Saved data entries

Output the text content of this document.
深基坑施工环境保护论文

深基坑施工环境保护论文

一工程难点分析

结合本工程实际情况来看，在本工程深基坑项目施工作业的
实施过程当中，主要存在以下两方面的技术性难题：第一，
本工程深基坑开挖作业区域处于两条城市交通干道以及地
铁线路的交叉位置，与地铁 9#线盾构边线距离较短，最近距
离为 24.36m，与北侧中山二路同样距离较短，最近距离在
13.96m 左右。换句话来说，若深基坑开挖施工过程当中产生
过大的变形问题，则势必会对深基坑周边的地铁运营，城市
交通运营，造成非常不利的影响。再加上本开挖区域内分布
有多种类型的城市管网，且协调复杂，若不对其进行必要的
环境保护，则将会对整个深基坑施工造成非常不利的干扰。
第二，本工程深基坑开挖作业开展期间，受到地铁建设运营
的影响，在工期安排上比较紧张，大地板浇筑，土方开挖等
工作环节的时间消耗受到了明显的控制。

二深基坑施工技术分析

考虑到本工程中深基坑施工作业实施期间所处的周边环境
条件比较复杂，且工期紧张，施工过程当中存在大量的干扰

Exercise: Extract all of the data shown above without alteration.

Solution to this exercise:
Output the text content of this document.
深基坑施工环境保护论文

深基坑施工环境保护论文

一工程难点分析

结合本工程实际情况来看，在本工程深基坑项目施工作业的
实施过程当中，主要存在以下两方面的技术性难题：第一，
本工程深基坑开挖作业区域处于两条城市交通干道以及地
铁线路的交叉位置，与地铁 9#线盾构边线距离较短，最近距
离为 24.36m，与北侧中山二路同样距离较短，最近距离在
13.96m 左右。换句话来说，若深基坑开挖施工过程当中产生
过大的变形问题，则势必会对深基坑周边的地铁运营，城市
交通运营，造成非常不利的影响。再加上本开挖区域内分布
有多种类型的城市管网，且协调复杂，若不对其进行必要的
环境保护，则将会对整个深基坑施工造成非常不利的干扰。
第二，本工程深基坑开挖作业开展期间，受到地铁建设运营
的影响，在工期安排上比较紧张，大地板浇筑，土方开挖等
工作环节的时间消耗受到了明显的控制。

二深基坑施工技术分析

考虑到本工程中深基坑施工作业实施期间所处的周边环境
条件比较复杂，且工期紧张，施工过程当中存在大量的干扰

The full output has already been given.